Required task
Go through the entries below and copy each line containing the word "JSON".

╭──

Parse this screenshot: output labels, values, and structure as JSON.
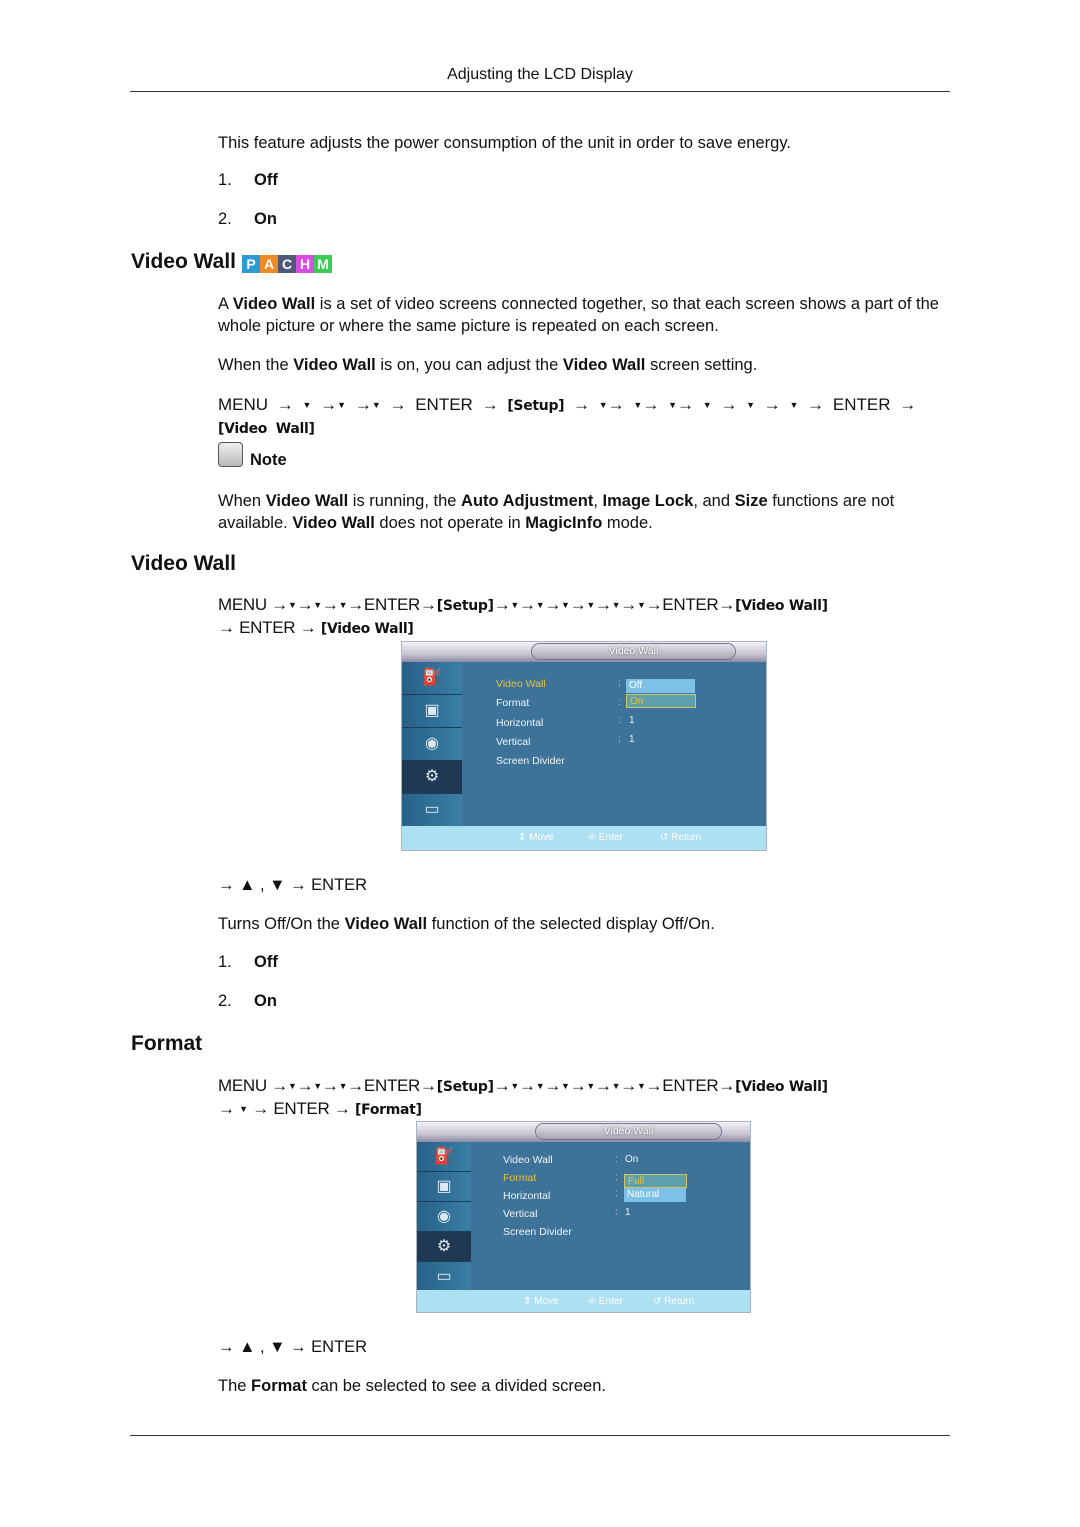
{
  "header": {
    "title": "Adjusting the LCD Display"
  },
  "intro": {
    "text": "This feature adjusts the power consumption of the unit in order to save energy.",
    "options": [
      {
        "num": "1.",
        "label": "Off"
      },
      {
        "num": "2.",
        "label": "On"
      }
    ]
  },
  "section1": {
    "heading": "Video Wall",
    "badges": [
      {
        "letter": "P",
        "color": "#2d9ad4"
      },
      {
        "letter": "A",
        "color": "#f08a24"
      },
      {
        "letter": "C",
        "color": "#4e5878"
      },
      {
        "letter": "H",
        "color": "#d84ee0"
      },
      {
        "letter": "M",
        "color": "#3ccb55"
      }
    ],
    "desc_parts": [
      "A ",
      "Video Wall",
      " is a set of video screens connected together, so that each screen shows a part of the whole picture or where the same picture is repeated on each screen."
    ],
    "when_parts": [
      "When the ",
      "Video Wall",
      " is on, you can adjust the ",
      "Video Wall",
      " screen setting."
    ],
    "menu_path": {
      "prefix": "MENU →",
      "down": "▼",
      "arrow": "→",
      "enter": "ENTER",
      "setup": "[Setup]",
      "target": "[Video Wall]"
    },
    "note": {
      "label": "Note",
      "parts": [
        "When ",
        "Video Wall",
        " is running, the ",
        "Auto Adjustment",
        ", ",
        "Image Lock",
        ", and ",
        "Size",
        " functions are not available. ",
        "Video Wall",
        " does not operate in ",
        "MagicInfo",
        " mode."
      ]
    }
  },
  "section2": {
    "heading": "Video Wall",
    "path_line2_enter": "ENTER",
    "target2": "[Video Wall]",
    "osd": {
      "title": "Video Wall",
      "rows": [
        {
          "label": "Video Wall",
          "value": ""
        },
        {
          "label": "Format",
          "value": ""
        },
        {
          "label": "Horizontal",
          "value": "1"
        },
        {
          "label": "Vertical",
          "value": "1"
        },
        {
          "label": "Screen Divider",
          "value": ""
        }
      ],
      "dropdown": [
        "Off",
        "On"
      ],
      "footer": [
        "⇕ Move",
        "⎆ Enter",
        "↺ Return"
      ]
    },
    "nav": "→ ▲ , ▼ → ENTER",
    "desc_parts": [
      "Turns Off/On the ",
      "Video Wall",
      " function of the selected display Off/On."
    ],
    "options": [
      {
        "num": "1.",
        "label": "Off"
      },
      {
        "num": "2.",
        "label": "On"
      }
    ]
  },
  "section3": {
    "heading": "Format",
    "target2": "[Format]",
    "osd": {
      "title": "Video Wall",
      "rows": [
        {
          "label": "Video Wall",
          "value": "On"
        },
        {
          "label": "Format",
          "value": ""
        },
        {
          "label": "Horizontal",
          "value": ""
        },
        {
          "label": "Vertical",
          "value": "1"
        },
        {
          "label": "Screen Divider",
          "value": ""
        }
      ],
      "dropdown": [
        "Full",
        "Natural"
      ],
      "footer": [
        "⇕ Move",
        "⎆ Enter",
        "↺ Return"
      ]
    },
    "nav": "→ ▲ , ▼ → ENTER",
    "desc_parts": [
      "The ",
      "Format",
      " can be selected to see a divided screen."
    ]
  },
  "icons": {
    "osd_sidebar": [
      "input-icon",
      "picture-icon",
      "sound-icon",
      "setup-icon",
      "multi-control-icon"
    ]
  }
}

╰──
╭──

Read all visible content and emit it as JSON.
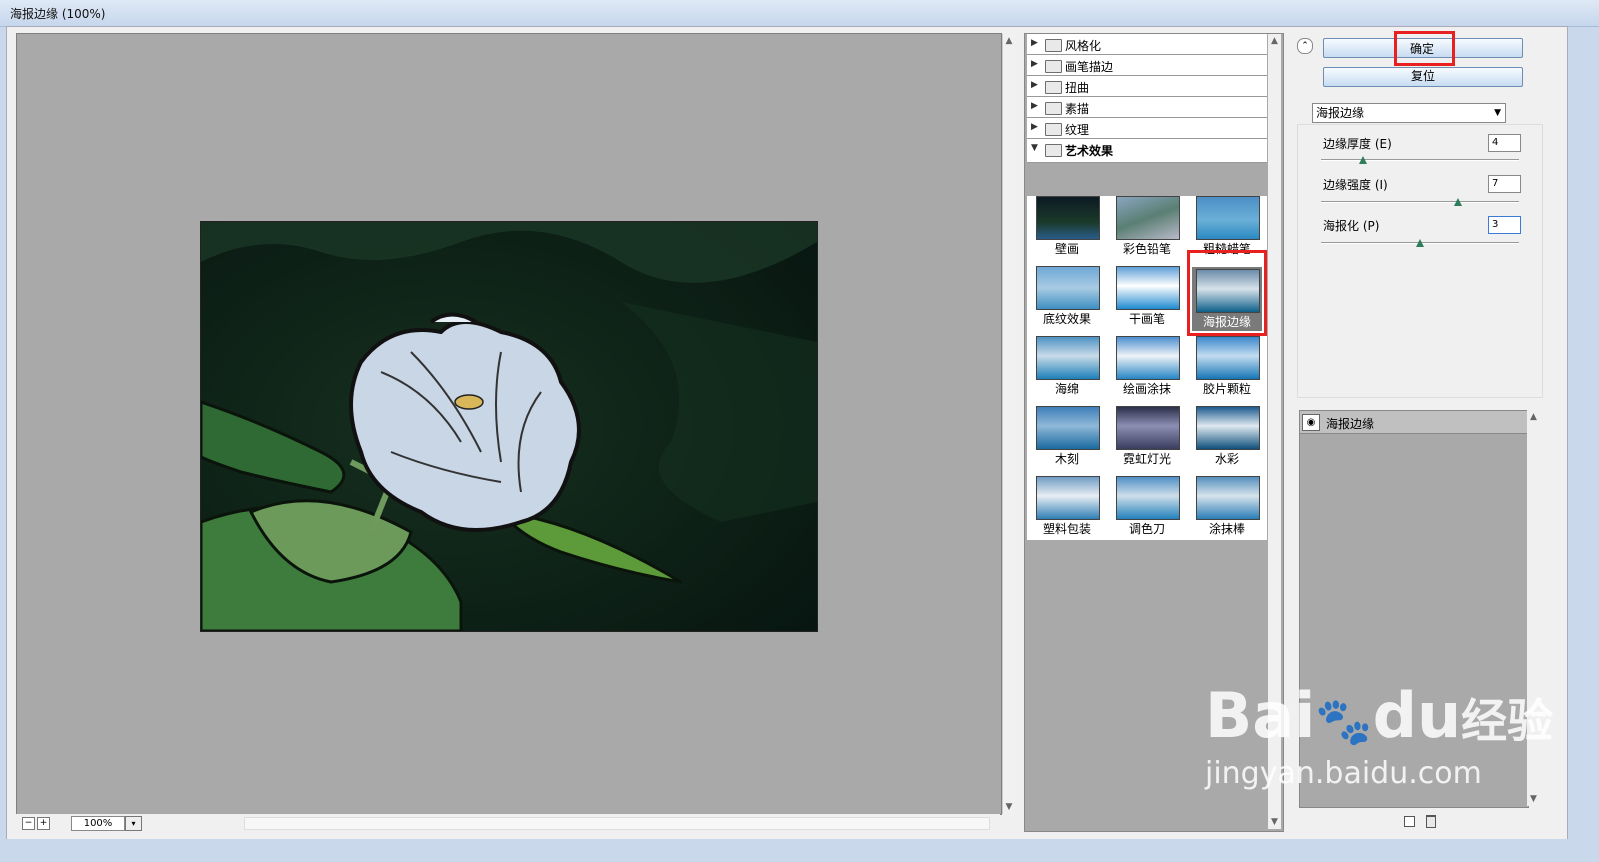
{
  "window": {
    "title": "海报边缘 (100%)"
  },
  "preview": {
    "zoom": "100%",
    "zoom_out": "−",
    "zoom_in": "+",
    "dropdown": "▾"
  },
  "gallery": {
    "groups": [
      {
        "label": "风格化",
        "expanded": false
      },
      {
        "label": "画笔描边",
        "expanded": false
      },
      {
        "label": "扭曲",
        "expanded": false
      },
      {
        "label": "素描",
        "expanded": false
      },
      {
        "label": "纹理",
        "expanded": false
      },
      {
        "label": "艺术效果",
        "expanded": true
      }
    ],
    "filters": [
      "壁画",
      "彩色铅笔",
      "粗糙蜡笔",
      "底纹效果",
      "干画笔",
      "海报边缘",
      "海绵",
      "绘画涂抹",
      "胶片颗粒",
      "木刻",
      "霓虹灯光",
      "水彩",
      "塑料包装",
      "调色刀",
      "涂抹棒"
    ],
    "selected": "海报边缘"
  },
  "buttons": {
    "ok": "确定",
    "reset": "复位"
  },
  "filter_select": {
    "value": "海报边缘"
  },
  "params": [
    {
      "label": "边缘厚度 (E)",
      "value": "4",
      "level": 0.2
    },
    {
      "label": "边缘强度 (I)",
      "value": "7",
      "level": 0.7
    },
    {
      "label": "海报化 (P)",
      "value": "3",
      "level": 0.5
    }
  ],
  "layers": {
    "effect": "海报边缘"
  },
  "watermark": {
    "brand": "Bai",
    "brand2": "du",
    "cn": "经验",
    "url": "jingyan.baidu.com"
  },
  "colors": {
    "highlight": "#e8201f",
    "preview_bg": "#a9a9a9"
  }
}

╰──

Exercise response
Parse this screenshot: output labels, values, and structure as JSON.
Read all visible content and emit it as JSON.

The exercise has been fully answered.